● **INPUT MATERIAL**
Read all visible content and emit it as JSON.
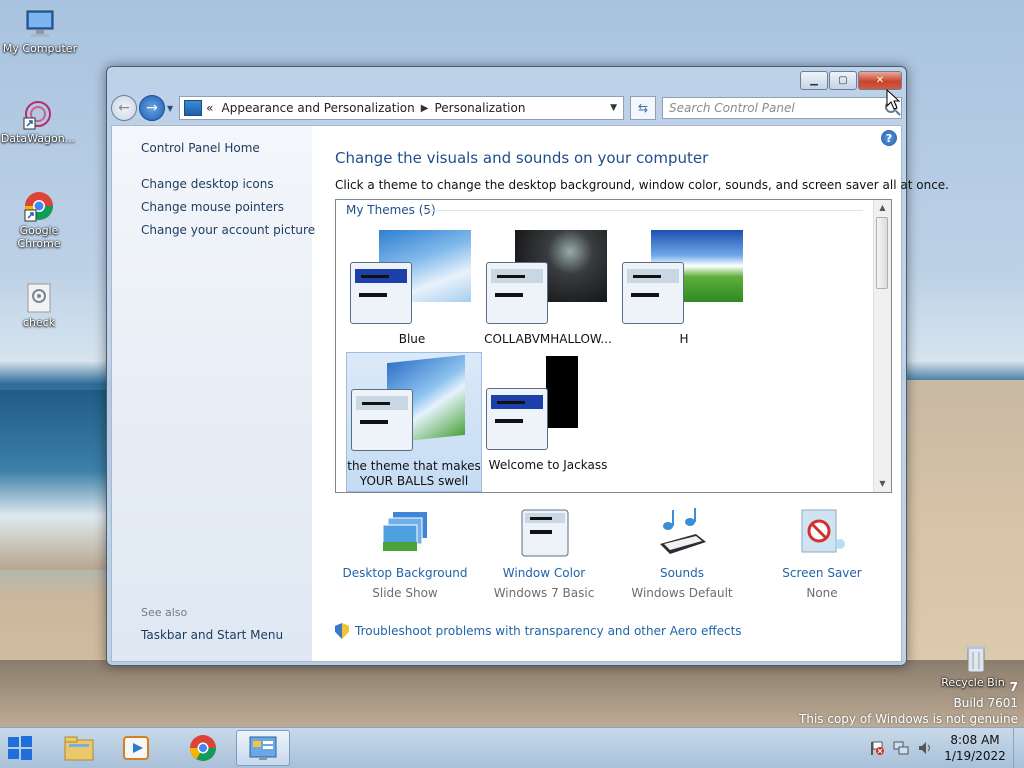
{
  "desktop": {
    "icons": [
      {
        "label": "My Computer"
      },
      {
        "label": "DataWagon..."
      },
      {
        "label": "Google Chrome"
      },
      {
        "label": "check"
      },
      {
        "label": "Recycle Bin"
      }
    ],
    "watermark": {
      "line1": "7",
      "line2": "Build 7601",
      "line3": "This copy of Windows is not genuine"
    }
  },
  "window": {
    "address": {
      "prefix": "«",
      "crumbs": [
        "Appearance and Personalization",
        "Personalization"
      ]
    },
    "search": {
      "placeholder": "Search Control Panel"
    },
    "left_pane": {
      "home": "Control Panel Home",
      "links": [
        "Change desktop icons",
        "Change mouse pointers",
        "Change your account picture"
      ],
      "see_also": "See also",
      "see_also_links": [
        "Taskbar and Start Menu"
      ]
    },
    "title": "Change the visuals and sounds on your computer",
    "subtitle": "Click a theme to change the desktop background, window color, sounds, and screen saver all at once.",
    "themes_group": "My Themes (5)",
    "themes": [
      {
        "label": "Blue"
      },
      {
        "label": "COLLABVMHALLOW..."
      },
      {
        "label": "H"
      },
      {
        "label_line1": "the theme that makes",
        "label_line2": "YOUR BALLS swell"
      },
      {
        "label": "Welcome to Jackass"
      }
    ],
    "bottom": [
      {
        "label": "Desktop Background",
        "value": "Slide Show"
      },
      {
        "label": "Window Color",
        "value": "Windows 7 Basic"
      },
      {
        "label": "Sounds",
        "value": "Windows Default"
      },
      {
        "label": "Screen Saver",
        "value": "None"
      }
    ],
    "troubleshoot": "Troubleshoot problems with transparency and other Aero effects"
  },
  "taskbar": {
    "time": "8:08 AM",
    "date": "1/19/2022"
  }
}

● **THE PROBLEM**
From the data above, write out everything exactly except the pictures.

● **FINAL RESULT**
Read all visible content and emit it as JSON.
{
  "desktop": {
    "icons": [
      {
        "label": "My Computer"
      },
      {
        "label": "DataWagon..."
      },
      {
        "label": "Google Chrome"
      },
      {
        "label": "check"
      },
      {
        "label": "Recycle Bin"
      }
    ],
    "watermark": {
      "line1": "7",
      "line2": "Build 7601",
      "line3": "This copy of Windows is not genuine"
    }
  },
  "window": {
    "address": {
      "prefix": "«",
      "crumbs": [
        "Appearance and Personalization",
        "Personalization"
      ]
    },
    "search": {
      "placeholder": "Search Control Panel"
    },
    "left_pane": {
      "home": "Control Panel Home",
      "links": [
        "Change desktop icons",
        "Change mouse pointers",
        "Change your account picture"
      ],
      "see_also": "See also",
      "see_also_links": [
        "Taskbar and Start Menu"
      ]
    },
    "title": "Change the visuals and sounds on your computer",
    "subtitle": "Click a theme to change the desktop background, window color, sounds, and screen saver all at once.",
    "themes_group": "My Themes (5)",
    "themes": [
      {
        "label": "Blue"
      },
      {
        "label": "COLLABVMHALLOW..."
      },
      {
        "label": "H"
      },
      {
        "label_line1": "the theme that makes",
        "label_line2": "YOUR BALLS swell"
      },
      {
        "label": "Welcome to Jackass"
      }
    ],
    "bottom": [
      {
        "label": "Desktop Background",
        "value": "Slide Show"
      },
      {
        "label": "Window Color",
        "value": "Windows 7 Basic"
      },
      {
        "label": "Sounds",
        "value": "Windows Default"
      },
      {
        "label": "Screen Saver",
        "value": "None"
      }
    ],
    "troubleshoot": "Troubleshoot problems with transparency and other Aero effects"
  },
  "taskbar": {
    "time": "8:08 AM",
    "date": "1/19/2022"
  }
}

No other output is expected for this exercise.